[Start]

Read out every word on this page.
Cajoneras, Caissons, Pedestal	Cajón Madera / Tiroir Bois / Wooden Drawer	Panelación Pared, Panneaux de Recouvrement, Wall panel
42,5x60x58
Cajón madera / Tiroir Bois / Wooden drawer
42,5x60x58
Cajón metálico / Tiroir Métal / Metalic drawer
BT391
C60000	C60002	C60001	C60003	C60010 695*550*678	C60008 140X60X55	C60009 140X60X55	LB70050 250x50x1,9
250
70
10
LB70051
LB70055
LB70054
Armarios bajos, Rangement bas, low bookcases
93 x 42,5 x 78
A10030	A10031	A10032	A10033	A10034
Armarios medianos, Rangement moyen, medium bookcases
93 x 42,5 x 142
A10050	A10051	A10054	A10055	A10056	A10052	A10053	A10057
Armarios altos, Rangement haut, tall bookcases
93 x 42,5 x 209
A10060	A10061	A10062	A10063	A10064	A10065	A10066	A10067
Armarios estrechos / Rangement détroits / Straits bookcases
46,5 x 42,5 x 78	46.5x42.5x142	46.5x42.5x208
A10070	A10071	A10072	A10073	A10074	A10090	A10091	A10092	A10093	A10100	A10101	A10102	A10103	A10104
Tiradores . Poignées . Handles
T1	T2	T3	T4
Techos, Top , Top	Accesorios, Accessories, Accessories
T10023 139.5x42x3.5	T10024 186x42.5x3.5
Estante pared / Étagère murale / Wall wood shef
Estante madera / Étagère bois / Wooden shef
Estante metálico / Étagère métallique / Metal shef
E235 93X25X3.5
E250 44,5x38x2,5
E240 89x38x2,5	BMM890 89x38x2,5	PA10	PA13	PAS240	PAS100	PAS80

[End]

What to do:
Extract all lines that hold the word "Tiroir".

Result:
Cajoneras, Caissons, Pedestal	Cajón Madera / Tiroir Bois / Wooden Drawer	Panelación Pared, Panneaux de Recouvrement, Wall panel
Cajón madera / Tiroir Bois / Wooden drawer
Cajón metálico / Tiroir Métal / Metalic drawer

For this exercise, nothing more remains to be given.